— start of Given information —
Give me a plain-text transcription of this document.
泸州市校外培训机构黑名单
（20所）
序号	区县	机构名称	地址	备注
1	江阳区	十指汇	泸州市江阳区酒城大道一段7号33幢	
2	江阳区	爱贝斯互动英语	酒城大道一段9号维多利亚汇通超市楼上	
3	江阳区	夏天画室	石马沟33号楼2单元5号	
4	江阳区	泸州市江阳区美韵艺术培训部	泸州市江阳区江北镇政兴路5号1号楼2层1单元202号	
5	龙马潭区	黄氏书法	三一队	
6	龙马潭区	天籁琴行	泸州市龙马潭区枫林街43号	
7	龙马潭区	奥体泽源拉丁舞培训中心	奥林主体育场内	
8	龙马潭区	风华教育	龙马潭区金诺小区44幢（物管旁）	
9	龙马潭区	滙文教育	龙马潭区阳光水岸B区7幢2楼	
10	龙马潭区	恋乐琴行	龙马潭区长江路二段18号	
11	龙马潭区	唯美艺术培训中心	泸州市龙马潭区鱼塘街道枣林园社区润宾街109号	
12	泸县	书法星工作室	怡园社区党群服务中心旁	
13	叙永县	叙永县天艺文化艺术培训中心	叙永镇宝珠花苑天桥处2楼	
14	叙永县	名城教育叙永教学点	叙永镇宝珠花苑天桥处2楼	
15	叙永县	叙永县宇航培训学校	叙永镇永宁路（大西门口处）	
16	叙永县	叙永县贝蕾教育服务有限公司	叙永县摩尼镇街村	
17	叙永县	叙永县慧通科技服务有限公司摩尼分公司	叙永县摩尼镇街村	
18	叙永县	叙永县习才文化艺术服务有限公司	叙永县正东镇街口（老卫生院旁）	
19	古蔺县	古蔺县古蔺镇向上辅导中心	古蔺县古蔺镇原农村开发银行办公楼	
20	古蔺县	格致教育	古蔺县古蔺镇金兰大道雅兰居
— end of Given information —
* [Task goal] Nothing in the listing may be changed; retype it all exactly.

* [Answer]
Give me a plain-text transcription of this document.
泸州市校外培训机构黑名单
（20所）
序号	区县	机构名称	地址	备注
1	江阳区	十指汇	泸州市江阳区酒城大道一段7号33幢	
2	江阳区	爱贝斯互动英语	酒城大道一段9号维多利亚汇通超市楼上	
3	江阳区	夏天画室	石马沟33号楼2单元5号	
4	江阳区	泸州市江阳区美韵艺术培训部	泸州市江阳区江北镇政兴路5号1号楼2层1单元202号	
5	龙马潭区	黄氏书法	三一队	
6	龙马潭区	天籁琴行	泸州市龙马潭区枫林街43号	
7	龙马潭区	奥体泽源拉丁舞培训中心	奥林主体育场内	
8	龙马潭区	风华教育	龙马潭区金诺小区44幢（物管旁）	
9	龙马潭区	滙文教育	龙马潭区阳光水岸B区7幢2楼	
10	龙马潭区	恋乐琴行	龙马潭区长江路二段18号	
11	龙马潭区	唯美艺术培训中心	泸州市龙马潭区鱼塘街道枣林园社区润宾街109号	
12	泸县	书法星工作室	怡园社区党群服务中心旁	
13	叙永县	叙永县天艺文化艺术培训中心	叙永镇宝珠花苑天桥处2楼	
14	叙永县	名城教育叙永教学点	叙永镇宝珠花苑天桥处2楼	
15	叙永县	叙永县宇航培训学校	叙永镇永宁路（大西门口处）	
16	叙永县	叙永县贝蕾教育服务有限公司	叙永县摩尼镇街村	
17	叙永县	叙永县慧通科技服务有限公司摩尼分公司	叙永县摩尼镇街村	
18	叙永县	叙永县习才文化艺术服务有限公司	叙永县正东镇街口（老卫生院旁）	
19	古蔺县	古蔺县古蔺镇向上辅导中心	古蔺县古蔺镇原农村开发银行办公楼	
20	古蔺县	格致教育	古蔺县古蔺镇金兰大道雅兰居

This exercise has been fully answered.